(Layout records)
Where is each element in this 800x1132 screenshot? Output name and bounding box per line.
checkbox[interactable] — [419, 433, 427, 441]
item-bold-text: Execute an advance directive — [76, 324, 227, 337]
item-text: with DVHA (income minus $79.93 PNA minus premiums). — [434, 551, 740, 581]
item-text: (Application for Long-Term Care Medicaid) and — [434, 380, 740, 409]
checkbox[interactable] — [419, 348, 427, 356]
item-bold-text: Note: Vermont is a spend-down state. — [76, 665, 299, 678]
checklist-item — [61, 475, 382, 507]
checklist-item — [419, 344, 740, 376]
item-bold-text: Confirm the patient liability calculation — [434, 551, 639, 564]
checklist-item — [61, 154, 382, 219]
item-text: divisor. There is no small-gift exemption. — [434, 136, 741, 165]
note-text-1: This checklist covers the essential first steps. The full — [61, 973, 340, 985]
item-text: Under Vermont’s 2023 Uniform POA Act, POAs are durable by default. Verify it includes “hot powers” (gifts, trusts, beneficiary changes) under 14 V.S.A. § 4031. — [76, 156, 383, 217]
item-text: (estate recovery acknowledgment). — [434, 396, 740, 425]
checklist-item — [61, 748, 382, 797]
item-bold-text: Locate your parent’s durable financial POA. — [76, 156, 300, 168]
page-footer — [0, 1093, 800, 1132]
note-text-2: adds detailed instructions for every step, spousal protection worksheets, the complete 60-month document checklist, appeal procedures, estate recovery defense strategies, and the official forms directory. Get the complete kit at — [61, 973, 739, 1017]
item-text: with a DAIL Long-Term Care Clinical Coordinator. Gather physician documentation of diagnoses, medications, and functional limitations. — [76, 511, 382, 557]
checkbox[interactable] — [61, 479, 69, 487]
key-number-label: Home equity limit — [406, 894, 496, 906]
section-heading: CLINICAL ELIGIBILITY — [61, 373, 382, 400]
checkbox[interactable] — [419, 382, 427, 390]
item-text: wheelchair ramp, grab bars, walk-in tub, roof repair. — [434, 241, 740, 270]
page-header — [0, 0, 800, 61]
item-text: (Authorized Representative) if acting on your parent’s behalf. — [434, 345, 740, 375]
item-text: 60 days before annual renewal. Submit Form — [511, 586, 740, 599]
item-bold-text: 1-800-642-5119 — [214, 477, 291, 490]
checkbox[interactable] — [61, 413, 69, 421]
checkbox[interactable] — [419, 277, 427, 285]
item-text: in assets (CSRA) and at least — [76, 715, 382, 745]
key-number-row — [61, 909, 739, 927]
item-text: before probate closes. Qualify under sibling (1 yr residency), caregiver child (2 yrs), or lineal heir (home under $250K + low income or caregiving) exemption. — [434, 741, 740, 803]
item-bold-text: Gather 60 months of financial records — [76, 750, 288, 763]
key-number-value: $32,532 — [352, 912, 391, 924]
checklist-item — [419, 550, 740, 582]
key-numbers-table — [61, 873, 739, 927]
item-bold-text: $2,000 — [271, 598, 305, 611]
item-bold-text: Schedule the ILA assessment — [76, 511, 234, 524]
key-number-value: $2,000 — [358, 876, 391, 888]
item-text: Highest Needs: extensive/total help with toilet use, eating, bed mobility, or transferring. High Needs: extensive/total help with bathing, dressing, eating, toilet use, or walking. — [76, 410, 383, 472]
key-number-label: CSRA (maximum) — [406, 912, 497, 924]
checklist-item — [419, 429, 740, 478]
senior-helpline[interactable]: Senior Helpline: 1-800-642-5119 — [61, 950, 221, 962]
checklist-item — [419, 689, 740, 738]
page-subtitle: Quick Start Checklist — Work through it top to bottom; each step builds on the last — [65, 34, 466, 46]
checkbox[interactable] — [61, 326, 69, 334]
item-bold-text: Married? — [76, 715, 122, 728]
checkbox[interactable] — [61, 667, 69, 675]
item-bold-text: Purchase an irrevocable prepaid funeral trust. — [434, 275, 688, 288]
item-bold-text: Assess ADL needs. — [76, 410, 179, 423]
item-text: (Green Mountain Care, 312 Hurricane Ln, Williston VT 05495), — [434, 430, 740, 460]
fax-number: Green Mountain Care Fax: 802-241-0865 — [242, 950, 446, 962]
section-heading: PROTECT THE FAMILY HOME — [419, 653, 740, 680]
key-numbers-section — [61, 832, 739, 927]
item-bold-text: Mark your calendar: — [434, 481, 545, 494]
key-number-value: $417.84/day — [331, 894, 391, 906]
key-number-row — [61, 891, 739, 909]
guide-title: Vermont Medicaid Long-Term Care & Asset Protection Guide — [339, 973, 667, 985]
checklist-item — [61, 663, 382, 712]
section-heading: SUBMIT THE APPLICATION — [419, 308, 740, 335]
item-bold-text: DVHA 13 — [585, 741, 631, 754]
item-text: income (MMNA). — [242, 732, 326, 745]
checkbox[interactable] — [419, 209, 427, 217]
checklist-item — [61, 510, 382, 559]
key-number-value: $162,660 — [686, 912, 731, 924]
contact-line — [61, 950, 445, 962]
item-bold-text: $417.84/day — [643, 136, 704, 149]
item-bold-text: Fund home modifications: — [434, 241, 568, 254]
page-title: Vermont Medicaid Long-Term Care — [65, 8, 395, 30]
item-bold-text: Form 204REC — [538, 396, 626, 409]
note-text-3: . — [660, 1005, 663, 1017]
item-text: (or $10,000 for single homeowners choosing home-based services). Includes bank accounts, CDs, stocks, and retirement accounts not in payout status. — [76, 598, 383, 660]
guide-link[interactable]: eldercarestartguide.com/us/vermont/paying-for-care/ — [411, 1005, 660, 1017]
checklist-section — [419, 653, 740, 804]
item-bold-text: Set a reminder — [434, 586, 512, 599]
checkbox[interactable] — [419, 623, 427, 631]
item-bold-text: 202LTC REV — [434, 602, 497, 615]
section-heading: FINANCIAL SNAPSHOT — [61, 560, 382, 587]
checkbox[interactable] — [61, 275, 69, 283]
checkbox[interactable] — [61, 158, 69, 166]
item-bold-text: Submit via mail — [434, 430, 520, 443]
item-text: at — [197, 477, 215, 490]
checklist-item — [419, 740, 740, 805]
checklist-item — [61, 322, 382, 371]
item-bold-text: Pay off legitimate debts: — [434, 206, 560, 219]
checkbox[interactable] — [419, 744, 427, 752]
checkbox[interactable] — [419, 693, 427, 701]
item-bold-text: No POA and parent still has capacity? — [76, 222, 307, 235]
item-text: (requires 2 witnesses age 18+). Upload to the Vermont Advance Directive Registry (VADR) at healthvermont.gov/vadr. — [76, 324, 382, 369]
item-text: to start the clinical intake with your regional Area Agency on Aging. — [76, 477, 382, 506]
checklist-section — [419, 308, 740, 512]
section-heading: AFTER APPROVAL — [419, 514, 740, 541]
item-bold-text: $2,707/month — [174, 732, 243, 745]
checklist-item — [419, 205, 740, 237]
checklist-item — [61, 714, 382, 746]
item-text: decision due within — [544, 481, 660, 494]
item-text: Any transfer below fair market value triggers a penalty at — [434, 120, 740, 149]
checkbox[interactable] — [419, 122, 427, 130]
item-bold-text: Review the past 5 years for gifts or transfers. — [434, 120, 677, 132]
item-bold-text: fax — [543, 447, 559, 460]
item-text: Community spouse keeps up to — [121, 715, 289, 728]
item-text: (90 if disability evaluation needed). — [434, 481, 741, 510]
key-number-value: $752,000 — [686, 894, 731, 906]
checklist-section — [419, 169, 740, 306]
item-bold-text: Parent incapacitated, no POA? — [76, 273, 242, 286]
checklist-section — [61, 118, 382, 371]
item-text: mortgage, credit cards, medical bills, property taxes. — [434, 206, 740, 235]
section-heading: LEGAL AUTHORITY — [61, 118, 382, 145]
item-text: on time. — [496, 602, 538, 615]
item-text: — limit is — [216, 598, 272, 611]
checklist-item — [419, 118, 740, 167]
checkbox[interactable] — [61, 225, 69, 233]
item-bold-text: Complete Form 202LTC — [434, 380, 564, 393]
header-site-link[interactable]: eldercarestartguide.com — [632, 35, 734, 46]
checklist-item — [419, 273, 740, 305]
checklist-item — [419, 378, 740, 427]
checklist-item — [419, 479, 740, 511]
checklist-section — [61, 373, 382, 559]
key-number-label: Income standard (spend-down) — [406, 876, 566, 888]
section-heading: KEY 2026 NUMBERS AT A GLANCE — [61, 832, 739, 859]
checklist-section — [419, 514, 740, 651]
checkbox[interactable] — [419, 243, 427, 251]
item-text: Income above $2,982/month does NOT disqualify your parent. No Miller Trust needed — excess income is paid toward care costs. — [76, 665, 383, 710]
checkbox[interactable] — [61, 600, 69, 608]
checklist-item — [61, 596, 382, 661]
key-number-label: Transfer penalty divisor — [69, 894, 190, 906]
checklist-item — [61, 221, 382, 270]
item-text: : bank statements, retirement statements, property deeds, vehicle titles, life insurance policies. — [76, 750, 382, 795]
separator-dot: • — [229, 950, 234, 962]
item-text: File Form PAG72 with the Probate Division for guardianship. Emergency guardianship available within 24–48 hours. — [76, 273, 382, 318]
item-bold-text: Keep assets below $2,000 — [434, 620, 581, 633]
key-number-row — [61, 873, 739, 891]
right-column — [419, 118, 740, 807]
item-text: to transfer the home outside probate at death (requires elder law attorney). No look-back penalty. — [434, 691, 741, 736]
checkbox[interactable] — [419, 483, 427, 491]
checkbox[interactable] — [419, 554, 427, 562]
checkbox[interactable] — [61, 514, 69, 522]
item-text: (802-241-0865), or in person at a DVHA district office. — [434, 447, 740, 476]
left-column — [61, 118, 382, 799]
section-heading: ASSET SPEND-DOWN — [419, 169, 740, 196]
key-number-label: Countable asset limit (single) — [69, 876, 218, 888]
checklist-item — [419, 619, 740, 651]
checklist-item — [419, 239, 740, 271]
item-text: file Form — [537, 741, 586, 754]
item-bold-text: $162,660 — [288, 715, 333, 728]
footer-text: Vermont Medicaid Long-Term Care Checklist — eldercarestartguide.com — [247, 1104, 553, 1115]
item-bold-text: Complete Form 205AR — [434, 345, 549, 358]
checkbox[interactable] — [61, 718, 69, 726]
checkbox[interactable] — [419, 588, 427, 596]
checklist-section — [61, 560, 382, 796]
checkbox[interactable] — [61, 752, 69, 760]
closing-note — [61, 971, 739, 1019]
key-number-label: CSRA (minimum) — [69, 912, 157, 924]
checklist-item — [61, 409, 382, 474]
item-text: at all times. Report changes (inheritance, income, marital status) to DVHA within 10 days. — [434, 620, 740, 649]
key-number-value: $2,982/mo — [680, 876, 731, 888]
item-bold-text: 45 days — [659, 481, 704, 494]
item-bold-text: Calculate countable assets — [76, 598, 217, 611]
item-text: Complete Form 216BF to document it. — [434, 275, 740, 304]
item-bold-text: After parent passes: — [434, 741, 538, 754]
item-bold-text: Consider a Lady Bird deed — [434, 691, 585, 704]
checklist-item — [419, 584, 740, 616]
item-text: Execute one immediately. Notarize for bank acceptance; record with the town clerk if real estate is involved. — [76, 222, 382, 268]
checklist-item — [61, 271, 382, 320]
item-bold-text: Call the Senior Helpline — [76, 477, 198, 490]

-- TASK TO COMPLETE --
Write out the lines of the listing from its start through the line containing "item-text: divisor. There", inclusive, as a numbered list without blank lines.

-- FINISHED EXERCISE --
1. Where is each element in this 800x1132 screenshot? Output name and bounding box per line.
2. checkbox[interactable] — [419, 433, 427, 441]
3. item-bold-text: Execute an advance directive — [76, 324, 227, 337]
4. item-text: with DVHA (income minus $79.93 PNA minus premiums). — [434, 551, 740, 581]
5. item-text: (Application for Long-Term Care Medicaid) and — [434, 380, 740, 409]
6. checkbox[interactable] — [419, 348, 427, 356]
7. item-bold-text: Note: Vermont is a spend-down state. — [76, 665, 299, 678]
8. checklist-item — [61, 475, 382, 507]
9. checklist-item — [419, 344, 740, 376]
10. item-bold-text: Confirm the patient liability calculation — [434, 551, 639, 564]
11. checklist-item — [61, 154, 382, 219]
12. item-text: divisor. There is no small-gift exemption. — [434, 136, 741, 165]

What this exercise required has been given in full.